The task
Say how many lines of the material below contain the word "text", with no other words.

Records to use
◇ ◇ ◇ ◇ ◇ ◇ ◇
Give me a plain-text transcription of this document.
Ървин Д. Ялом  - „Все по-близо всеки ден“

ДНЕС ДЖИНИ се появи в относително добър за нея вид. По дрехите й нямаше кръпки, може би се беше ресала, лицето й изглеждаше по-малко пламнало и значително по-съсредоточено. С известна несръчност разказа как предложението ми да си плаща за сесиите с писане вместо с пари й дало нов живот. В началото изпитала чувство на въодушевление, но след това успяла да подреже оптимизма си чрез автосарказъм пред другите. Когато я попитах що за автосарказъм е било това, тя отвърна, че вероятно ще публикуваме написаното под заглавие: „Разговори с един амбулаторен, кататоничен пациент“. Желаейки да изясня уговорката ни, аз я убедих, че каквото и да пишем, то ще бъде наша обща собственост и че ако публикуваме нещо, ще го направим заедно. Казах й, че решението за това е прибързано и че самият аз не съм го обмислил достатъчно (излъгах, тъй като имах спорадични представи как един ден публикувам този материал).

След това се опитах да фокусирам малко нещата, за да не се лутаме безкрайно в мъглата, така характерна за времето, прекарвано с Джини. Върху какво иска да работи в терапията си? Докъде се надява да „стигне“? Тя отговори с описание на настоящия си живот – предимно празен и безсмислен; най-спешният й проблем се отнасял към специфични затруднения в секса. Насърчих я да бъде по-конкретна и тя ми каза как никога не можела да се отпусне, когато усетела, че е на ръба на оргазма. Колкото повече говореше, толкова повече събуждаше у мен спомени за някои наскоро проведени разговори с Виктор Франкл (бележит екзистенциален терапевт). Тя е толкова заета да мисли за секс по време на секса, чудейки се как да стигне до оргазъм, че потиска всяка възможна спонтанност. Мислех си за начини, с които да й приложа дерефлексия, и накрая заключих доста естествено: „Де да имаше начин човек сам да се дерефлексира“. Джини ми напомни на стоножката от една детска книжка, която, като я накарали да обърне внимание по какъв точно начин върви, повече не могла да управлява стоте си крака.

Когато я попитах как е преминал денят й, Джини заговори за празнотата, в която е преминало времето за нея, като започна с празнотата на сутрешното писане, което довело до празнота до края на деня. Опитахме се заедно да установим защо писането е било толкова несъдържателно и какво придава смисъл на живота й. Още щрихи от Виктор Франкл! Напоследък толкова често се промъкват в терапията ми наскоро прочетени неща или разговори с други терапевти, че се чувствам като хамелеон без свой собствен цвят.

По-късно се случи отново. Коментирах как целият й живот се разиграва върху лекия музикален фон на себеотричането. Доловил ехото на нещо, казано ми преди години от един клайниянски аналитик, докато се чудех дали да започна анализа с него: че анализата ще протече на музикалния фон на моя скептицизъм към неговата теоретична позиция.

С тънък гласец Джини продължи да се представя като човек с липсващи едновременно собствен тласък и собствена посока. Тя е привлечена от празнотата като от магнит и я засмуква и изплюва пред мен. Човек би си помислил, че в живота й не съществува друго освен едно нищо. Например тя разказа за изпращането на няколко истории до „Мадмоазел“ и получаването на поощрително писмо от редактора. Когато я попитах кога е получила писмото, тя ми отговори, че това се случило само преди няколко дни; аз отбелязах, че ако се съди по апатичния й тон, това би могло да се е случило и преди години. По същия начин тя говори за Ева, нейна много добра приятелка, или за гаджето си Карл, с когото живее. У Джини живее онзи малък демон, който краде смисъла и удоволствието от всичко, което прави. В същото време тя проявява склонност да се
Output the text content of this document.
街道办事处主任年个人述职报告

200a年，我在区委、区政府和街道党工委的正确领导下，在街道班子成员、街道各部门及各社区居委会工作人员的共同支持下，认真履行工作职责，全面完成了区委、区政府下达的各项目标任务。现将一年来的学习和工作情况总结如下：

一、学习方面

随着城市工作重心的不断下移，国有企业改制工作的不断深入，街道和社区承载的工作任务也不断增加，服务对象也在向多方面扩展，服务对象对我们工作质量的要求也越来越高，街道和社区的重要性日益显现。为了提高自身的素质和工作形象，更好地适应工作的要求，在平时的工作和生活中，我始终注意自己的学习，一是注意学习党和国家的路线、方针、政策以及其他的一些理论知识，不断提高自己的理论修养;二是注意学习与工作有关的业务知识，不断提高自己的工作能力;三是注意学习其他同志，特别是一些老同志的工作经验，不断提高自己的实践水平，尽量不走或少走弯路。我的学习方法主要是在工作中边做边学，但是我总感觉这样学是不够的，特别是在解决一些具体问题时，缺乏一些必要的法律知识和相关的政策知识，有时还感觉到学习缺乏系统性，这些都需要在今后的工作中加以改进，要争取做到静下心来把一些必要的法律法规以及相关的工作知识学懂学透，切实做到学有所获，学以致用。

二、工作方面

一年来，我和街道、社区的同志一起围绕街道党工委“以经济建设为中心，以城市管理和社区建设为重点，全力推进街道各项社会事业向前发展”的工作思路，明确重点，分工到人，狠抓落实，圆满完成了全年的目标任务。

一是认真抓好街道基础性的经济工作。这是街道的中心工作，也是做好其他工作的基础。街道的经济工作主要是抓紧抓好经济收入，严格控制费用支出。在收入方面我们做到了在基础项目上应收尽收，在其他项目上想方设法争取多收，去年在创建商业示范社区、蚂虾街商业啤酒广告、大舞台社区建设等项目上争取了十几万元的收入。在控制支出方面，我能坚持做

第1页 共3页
◇ ◇ ◇ ◇ ◇ ◇ ◇
Right answer
2